For the data below, work out how many lines contain the word "attended" and supply only that number.

[Entries from a dataset]

-=-=-=-=-

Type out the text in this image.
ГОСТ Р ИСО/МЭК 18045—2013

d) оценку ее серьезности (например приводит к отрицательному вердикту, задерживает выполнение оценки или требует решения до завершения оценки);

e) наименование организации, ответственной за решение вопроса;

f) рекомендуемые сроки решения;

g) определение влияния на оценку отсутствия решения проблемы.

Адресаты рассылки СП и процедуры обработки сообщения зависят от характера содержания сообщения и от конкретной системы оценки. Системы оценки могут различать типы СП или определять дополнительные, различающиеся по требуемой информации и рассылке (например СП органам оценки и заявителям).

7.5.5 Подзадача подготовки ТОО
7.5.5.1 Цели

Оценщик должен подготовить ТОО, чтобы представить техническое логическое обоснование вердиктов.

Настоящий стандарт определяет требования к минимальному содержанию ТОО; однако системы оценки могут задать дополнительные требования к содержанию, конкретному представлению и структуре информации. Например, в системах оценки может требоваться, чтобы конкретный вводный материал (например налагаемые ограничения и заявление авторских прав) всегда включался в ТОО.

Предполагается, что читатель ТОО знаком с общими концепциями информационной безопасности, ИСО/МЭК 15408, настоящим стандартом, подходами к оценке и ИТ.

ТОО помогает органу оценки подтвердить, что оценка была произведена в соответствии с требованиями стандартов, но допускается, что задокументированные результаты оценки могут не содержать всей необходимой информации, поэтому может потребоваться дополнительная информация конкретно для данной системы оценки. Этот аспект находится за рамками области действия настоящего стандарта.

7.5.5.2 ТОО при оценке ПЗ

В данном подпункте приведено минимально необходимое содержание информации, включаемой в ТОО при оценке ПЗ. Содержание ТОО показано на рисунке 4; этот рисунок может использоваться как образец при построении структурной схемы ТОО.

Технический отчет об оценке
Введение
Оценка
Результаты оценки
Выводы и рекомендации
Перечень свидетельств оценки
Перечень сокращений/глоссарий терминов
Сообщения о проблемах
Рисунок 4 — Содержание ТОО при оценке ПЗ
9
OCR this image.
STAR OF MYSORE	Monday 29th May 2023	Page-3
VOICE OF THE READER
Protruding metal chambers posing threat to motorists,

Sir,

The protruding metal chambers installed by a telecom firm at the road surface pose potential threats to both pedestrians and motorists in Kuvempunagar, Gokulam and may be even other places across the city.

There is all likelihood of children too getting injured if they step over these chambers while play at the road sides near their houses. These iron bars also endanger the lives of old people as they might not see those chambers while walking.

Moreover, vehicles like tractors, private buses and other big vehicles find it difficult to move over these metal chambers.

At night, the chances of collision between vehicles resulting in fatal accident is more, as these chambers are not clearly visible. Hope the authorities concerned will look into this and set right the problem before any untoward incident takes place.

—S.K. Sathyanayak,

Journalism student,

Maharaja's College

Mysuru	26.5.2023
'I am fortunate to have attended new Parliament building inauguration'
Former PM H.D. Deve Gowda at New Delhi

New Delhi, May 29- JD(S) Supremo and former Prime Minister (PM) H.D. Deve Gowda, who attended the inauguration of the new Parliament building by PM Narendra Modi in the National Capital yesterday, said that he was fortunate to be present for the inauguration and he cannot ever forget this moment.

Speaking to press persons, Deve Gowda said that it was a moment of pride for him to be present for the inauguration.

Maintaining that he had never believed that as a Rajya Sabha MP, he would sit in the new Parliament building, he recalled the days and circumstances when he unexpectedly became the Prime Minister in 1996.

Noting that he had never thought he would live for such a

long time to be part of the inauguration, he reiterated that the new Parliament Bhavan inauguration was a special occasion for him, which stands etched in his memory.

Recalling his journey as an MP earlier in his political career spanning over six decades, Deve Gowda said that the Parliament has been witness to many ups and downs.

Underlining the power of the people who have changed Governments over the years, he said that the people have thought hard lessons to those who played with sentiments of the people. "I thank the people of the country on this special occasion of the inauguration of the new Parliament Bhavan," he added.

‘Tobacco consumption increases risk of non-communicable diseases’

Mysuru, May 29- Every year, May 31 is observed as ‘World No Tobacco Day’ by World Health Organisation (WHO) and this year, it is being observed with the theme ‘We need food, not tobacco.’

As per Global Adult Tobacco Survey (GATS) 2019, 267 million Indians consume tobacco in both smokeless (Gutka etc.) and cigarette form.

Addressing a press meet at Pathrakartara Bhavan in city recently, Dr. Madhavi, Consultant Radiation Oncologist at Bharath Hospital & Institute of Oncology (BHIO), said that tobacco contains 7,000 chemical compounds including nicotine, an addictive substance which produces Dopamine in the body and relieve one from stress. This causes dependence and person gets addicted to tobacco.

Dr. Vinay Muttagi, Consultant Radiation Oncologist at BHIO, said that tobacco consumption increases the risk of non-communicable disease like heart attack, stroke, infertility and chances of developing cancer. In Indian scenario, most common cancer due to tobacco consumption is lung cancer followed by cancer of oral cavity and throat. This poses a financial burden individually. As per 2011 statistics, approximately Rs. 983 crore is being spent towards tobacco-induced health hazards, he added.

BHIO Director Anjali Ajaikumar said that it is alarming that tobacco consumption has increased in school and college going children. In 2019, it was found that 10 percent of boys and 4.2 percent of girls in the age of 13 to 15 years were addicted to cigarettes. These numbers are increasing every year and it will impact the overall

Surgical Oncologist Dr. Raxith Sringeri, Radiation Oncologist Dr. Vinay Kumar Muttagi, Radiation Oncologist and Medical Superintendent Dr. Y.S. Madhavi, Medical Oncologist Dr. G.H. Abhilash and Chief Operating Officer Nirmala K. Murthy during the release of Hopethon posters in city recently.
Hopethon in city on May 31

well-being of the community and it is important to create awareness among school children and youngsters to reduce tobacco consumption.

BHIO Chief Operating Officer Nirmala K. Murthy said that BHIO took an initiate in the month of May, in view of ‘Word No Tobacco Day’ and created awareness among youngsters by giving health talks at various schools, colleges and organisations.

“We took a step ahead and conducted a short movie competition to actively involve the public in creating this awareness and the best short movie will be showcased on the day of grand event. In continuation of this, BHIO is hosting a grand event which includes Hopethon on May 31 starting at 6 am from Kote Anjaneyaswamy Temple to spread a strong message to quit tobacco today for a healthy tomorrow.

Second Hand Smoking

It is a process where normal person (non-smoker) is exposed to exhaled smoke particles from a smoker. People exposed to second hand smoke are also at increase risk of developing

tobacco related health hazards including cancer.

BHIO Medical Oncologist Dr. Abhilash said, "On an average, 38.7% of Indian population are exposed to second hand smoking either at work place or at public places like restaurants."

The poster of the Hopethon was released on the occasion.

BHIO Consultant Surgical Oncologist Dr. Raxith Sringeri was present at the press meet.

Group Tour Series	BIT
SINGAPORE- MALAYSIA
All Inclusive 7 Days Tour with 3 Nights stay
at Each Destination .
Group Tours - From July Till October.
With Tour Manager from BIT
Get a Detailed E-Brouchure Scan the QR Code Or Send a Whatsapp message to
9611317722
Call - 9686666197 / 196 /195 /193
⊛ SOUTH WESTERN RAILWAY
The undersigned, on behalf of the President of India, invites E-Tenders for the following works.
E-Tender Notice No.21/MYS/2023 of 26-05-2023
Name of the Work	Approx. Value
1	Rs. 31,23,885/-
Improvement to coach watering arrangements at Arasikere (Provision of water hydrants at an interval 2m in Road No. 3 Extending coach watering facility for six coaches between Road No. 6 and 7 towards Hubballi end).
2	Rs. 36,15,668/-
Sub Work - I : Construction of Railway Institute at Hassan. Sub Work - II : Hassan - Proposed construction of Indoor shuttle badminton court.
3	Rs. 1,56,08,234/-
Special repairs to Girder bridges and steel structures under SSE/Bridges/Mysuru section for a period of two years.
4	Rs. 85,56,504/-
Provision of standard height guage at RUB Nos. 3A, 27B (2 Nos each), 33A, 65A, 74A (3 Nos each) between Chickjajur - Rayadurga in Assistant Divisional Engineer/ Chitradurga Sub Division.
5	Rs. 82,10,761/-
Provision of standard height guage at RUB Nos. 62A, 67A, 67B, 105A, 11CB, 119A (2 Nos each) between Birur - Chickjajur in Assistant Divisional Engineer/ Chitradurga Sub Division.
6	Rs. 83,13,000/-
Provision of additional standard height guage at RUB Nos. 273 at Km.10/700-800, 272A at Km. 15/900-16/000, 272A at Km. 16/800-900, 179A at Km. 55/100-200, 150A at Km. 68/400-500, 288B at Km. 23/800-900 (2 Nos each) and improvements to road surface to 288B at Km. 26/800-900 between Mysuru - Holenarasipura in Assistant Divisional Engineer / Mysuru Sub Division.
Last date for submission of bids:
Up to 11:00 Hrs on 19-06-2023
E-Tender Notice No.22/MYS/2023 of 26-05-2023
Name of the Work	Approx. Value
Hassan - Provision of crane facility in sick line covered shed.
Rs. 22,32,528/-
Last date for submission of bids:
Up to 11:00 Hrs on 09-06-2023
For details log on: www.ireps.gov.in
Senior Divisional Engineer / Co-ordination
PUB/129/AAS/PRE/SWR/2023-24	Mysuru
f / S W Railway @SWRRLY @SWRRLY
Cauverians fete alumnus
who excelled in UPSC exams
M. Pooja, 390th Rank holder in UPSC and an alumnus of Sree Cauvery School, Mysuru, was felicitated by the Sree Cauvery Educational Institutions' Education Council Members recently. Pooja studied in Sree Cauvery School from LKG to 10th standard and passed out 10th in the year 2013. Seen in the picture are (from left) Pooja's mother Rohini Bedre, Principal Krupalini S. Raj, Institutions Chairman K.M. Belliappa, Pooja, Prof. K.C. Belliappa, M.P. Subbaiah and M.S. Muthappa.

-=-=-=-=-

→ Written answer
2